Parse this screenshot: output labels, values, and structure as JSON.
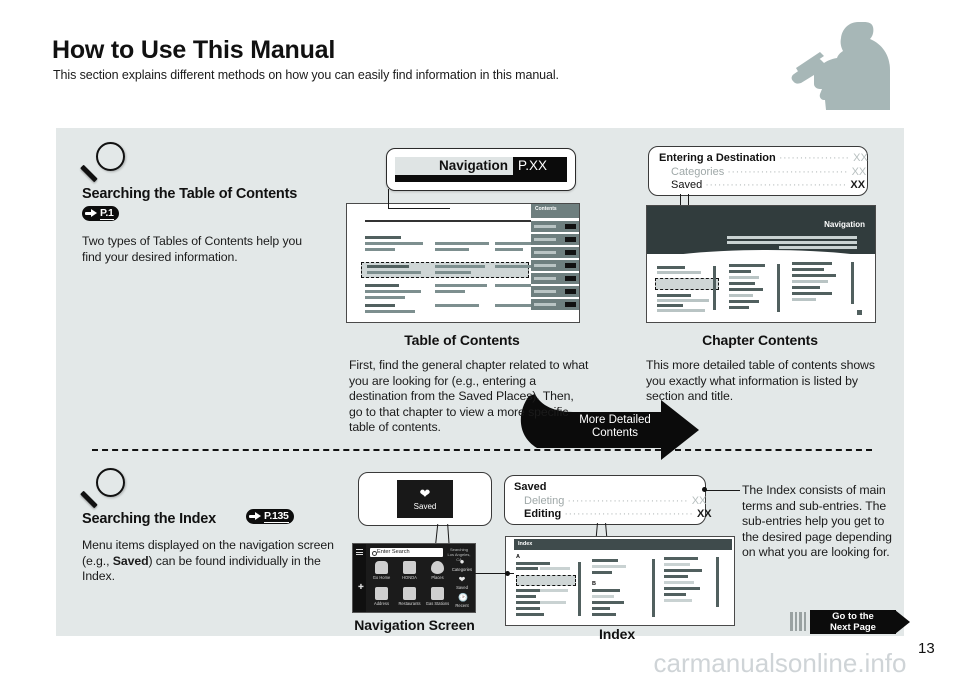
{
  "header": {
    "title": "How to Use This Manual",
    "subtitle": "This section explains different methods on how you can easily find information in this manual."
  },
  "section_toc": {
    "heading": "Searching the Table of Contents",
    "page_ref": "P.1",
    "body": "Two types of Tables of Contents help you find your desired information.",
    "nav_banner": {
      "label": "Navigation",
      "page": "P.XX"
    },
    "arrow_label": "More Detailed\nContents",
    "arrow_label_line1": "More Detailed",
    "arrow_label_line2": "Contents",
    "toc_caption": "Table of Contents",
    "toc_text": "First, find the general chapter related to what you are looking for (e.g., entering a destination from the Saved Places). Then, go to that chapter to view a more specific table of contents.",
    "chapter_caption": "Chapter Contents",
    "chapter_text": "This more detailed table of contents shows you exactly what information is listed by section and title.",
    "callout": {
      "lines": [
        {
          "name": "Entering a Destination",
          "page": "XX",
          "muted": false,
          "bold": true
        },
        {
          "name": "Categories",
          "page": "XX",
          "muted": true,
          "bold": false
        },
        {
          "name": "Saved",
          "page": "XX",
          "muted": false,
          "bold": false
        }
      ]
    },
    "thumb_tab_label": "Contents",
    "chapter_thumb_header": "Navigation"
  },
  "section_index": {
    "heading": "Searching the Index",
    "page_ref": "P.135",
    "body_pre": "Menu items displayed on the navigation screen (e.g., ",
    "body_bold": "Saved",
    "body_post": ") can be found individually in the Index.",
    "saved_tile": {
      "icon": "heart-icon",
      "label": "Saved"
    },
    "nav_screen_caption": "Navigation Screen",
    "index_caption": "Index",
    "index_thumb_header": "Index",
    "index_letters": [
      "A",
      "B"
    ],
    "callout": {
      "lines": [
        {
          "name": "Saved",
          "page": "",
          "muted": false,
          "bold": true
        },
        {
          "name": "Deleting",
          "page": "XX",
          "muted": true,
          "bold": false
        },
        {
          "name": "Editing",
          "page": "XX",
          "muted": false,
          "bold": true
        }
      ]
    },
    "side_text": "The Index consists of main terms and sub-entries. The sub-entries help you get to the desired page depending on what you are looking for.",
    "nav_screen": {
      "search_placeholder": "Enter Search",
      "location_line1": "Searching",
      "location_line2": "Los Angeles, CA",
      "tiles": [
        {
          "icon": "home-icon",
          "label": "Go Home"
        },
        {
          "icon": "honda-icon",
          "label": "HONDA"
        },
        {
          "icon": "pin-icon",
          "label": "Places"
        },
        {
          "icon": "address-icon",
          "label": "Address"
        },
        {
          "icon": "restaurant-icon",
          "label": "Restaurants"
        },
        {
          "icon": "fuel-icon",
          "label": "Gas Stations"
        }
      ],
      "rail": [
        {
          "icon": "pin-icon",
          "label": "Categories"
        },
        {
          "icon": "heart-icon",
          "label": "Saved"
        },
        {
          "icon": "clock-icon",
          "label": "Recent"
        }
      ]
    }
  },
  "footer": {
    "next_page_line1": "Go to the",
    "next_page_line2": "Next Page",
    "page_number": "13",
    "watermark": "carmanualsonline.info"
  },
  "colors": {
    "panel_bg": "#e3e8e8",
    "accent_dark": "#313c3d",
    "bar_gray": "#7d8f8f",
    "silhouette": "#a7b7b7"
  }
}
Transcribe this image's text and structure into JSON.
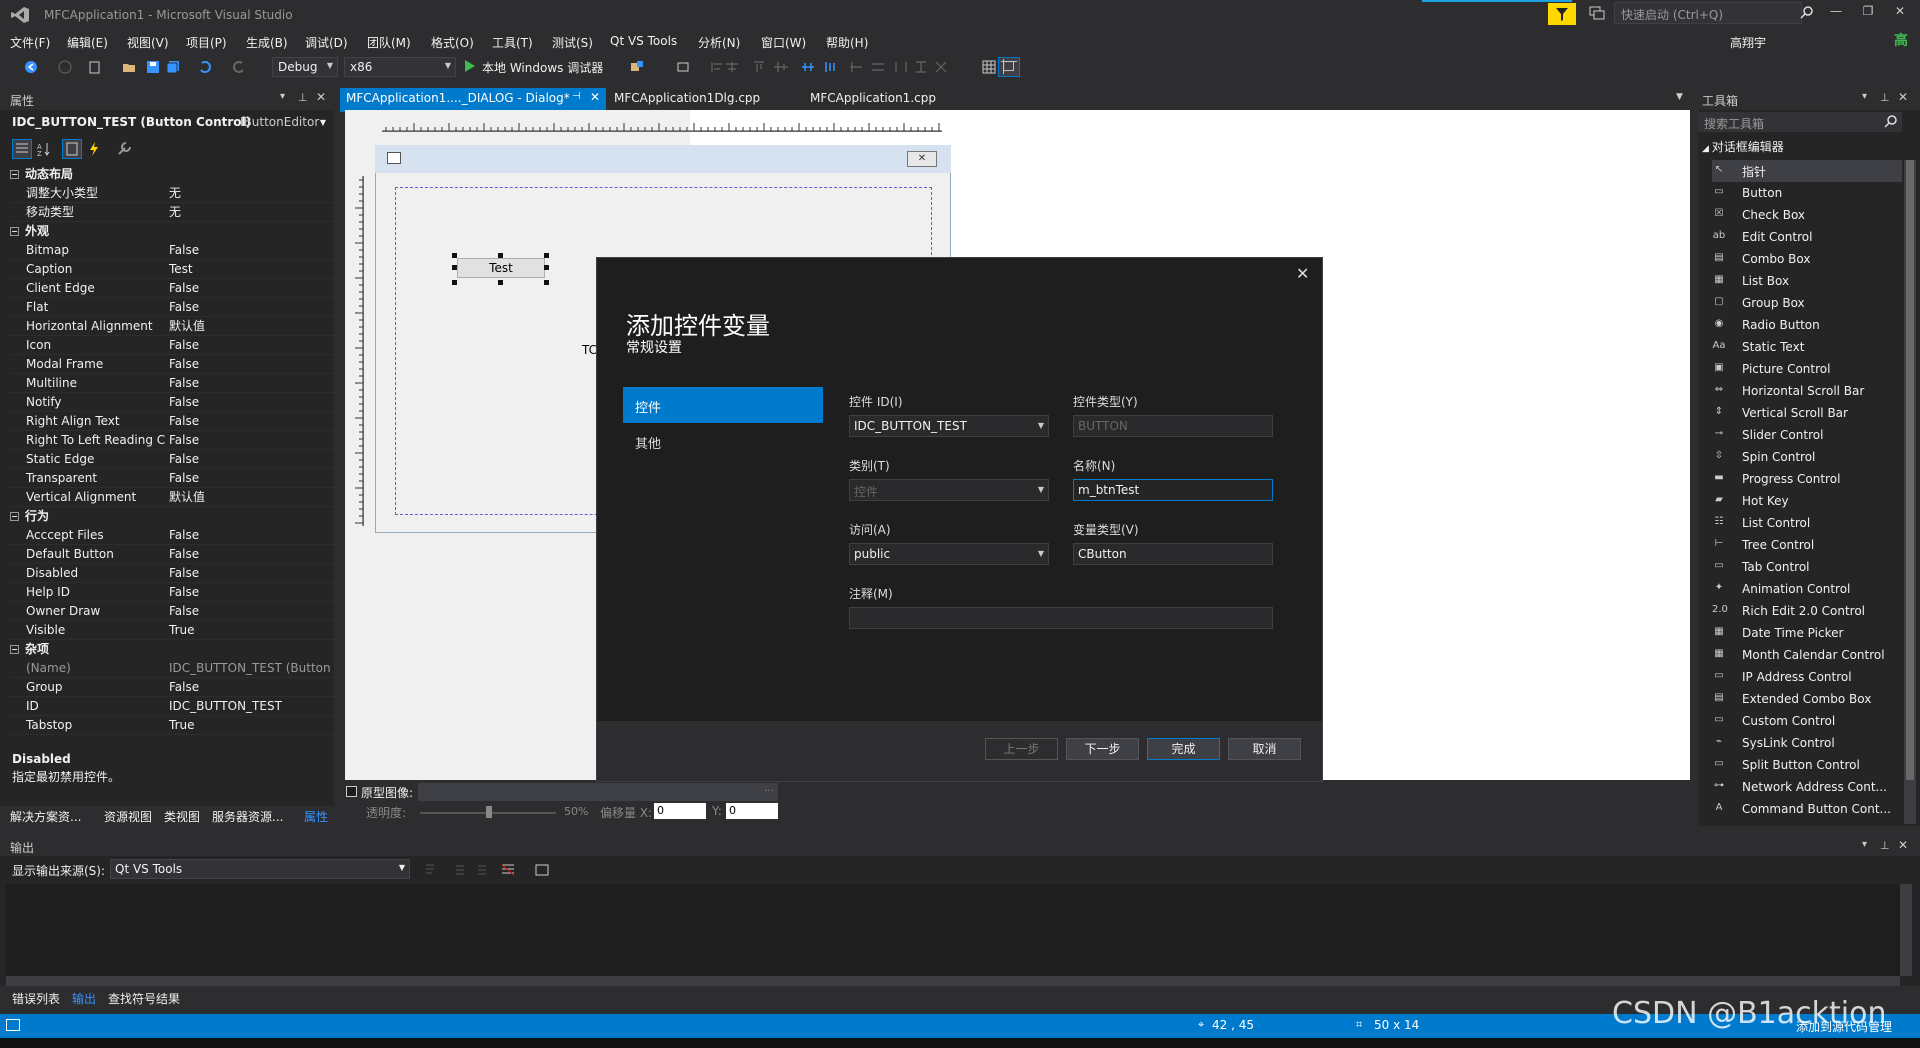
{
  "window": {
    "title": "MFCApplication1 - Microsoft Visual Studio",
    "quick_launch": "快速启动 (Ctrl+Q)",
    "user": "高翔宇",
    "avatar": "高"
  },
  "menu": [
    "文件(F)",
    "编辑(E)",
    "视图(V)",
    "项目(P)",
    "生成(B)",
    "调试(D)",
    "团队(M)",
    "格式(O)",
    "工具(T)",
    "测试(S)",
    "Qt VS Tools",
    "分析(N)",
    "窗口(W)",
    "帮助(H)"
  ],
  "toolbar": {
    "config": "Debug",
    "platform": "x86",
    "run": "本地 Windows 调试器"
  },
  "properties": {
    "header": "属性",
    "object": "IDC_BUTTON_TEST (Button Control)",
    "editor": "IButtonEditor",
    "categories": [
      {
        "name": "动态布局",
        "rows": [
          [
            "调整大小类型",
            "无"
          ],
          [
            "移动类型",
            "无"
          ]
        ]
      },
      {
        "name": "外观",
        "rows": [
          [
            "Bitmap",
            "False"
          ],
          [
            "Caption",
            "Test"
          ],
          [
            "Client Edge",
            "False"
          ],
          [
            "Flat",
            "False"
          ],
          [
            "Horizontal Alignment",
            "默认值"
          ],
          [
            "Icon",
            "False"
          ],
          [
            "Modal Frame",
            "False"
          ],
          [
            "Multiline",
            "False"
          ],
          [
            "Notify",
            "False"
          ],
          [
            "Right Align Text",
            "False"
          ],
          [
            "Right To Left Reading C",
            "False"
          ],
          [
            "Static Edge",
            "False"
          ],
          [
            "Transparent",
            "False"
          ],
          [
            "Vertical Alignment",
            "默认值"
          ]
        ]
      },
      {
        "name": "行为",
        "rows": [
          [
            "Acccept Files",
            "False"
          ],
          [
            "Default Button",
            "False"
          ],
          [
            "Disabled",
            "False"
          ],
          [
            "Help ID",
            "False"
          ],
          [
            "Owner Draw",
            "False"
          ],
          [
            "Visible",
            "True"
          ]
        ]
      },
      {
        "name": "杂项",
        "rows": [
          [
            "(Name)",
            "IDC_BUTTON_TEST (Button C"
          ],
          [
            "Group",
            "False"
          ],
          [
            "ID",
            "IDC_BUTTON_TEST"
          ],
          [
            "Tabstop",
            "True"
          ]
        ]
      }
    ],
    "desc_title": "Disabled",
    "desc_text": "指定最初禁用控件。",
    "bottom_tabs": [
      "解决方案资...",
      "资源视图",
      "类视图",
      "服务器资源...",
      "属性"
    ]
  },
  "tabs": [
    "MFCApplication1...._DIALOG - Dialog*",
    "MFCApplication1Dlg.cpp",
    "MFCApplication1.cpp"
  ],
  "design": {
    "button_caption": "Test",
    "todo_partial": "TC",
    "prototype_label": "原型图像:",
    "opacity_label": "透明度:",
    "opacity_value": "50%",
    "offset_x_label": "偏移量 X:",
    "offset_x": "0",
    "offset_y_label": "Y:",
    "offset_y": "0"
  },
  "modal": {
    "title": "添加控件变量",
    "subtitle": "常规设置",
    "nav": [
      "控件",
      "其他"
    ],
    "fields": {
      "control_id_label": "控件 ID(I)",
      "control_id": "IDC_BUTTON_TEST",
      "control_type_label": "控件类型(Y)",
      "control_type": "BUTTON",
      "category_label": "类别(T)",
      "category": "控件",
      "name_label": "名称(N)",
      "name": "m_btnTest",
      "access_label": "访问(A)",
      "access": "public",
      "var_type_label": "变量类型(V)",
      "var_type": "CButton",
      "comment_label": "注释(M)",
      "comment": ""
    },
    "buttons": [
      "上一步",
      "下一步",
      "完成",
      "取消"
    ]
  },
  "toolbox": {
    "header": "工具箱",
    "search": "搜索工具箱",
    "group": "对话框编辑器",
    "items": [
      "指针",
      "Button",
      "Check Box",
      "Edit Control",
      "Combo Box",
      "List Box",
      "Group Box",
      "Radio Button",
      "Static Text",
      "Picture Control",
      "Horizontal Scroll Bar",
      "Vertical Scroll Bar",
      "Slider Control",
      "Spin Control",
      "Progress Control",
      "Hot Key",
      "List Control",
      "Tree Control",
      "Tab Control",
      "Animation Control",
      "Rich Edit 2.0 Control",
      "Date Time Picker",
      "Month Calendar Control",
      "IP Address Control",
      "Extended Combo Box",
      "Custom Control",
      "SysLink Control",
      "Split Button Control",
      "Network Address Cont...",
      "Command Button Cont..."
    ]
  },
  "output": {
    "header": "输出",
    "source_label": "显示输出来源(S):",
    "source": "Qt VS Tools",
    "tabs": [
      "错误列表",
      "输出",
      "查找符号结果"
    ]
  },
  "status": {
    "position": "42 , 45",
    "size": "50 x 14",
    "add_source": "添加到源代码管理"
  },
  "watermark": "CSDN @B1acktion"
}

(Your instructions):
Scan the listing above and identify each line holding the string "Scroll"; copy every such line.

(Full answer):
      "Horizontal Scroll Bar",
      "Vertical Scroll Bar",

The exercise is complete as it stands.